◆ Task requirements ◆
State how many lines hold the string "Home". Give the number and nothing else.

◆ Listing ◆

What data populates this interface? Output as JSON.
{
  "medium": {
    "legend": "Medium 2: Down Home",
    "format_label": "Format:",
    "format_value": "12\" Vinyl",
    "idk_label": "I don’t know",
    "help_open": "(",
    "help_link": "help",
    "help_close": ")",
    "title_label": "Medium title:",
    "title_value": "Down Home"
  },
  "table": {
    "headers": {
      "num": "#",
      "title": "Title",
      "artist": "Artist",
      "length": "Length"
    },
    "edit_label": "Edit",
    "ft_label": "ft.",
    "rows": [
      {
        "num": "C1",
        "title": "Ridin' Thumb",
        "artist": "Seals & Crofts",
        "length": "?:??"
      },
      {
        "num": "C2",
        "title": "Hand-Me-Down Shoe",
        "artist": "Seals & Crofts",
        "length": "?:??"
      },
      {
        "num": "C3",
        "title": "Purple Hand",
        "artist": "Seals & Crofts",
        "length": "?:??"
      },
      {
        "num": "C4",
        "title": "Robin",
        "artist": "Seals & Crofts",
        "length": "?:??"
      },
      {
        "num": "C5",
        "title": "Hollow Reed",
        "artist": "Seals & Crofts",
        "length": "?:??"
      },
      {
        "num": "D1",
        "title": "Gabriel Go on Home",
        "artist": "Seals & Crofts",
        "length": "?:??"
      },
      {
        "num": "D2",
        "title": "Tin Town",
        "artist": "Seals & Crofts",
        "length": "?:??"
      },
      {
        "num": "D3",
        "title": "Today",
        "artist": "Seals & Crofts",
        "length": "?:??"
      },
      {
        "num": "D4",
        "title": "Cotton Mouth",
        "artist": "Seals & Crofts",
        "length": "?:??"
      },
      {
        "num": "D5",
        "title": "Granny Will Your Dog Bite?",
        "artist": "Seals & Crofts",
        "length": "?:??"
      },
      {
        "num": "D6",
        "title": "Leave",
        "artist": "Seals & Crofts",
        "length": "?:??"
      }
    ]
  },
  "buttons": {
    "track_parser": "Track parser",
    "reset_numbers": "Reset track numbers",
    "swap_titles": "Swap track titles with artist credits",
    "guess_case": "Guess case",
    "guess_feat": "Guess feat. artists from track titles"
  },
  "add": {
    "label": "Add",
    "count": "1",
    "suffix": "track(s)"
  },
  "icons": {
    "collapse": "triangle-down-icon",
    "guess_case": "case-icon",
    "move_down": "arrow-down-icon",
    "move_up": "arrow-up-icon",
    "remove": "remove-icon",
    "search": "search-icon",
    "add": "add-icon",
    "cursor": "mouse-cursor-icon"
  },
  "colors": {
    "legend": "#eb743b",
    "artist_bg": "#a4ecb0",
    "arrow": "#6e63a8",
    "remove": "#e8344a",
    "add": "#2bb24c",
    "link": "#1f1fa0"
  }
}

◆ Answer below ◆
3